**Problem requirements:**
Give the stretch of the vaccine thread from "## M.C.A. (Feb" through "at the home." again, swapping "Pfizer" for "Moderna".

**Extract:**

# # # # # # #

The vaccine the Ph REALLY needs (due to its massive population) is the Jansenn. This is the one made by J&J and its a one-shot vaccine. Logistically in a country like the Ph this is the dream vaccine to give. You only gotta show up once. Done.


----------



## M.C.A. (Feb 24, 2013)

I received my first shot today and the rumor before I went was that it was going to be from Sinovac but surprisingly it ended up being from Pfizer.

I can't seem to get my wife to take the shot so I'm a little worried we aren't young, I'm 59 and she's 63. My daughter and husband are going this afternoon to get the vaccine or so they say, they've also been procrastinating.

An update on my friend (initial posting) who wound up in a Manila Hospital, he finally made it out after 3 weeks in the ICU and is recovered he had some lung damage and then his wife got sick just as he was trying to exit the hospital and so he got stuck there another two days until he could get someone to pick him up he lives much further south around Sta Cruz Laguna, he wife was in the hospital for two days and she was able to recover at the home.


----------



## bigpearl (Jan 24, 2016)

Interestingly I missed this initial post sadly but and but, if you have the opportunity to get any vaccine, do it, Sinovac, Pfizer whatever.

# # # # # # #

**Entries supplied:**
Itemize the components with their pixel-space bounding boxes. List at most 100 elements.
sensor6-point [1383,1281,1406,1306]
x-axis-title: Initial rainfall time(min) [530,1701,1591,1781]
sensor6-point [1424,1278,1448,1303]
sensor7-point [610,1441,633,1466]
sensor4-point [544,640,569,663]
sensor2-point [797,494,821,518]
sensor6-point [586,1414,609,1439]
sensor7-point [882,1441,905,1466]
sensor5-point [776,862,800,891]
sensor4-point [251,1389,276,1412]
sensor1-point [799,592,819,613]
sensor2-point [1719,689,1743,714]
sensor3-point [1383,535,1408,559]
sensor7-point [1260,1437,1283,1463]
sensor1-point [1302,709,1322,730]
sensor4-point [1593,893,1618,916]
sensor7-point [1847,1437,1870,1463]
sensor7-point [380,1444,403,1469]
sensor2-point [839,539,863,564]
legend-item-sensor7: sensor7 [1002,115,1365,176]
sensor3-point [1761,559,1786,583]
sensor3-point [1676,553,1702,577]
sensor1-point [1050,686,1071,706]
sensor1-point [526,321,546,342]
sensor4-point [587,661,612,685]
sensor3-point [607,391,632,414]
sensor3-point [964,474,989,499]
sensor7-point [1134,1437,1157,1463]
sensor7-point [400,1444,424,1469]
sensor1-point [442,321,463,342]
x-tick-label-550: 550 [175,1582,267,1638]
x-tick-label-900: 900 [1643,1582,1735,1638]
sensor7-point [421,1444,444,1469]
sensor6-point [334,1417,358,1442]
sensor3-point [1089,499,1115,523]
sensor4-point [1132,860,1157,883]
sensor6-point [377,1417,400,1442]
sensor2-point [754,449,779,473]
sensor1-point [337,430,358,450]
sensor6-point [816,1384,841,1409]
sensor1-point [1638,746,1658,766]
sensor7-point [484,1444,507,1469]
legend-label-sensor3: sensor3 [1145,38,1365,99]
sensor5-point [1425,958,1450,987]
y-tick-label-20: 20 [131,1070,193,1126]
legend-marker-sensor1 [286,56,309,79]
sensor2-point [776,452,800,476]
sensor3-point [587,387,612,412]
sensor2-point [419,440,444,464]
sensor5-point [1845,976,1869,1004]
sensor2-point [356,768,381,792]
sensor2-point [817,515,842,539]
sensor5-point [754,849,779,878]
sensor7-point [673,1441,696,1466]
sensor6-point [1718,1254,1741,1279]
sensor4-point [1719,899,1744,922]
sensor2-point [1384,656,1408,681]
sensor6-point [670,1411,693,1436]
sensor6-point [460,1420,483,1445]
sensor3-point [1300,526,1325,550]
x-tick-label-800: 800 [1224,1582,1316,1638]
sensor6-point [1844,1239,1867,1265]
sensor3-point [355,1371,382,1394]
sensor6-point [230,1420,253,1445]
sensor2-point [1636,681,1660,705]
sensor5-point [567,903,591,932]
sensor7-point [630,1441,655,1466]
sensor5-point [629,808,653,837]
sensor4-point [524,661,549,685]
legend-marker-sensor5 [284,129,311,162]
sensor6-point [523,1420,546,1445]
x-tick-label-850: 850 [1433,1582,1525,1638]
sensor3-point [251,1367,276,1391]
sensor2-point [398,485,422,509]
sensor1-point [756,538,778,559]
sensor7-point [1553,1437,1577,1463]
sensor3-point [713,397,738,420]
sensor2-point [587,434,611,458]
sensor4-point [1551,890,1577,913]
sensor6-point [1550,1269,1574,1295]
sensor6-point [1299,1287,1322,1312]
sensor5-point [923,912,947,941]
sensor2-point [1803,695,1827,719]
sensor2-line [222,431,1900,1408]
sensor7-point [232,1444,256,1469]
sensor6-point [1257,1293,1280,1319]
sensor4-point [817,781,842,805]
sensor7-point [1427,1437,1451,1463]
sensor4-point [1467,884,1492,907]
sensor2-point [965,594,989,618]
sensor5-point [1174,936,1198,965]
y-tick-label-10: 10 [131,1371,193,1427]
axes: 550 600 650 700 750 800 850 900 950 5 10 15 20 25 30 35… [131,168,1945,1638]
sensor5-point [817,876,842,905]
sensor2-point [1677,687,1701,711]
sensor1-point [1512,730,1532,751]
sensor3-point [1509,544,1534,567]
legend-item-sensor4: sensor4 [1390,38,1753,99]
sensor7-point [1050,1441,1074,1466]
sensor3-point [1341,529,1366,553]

# # # # # # #

**Problem solution:**
## M.C.A. (Feb 24, 2013)

I received my first shot today and the rumor before I went was that it was going to be from Sinovac but surprisingly it ended up being from Moderna.

I can't seem to get my wife to take the shot so I'm a little worried we aren't young, I'm 59 and she's 63. My daughter and husband are going this afternoon to get the vaccine or so they say, they've also been procrastinating.

An update on my friend (initial posting) who wound up in a Manila Hospital, he finally made it out after 3 weeks in the ICU and is recovered he had some lung damage and then his wife got sick just as he was trying to exit the hospital and so he got stuck there another two days until he could get someone to pick him up he lives much further south around Sta Cruz Laguna, he wife was in the hospital for two days and she was able to recover at the home.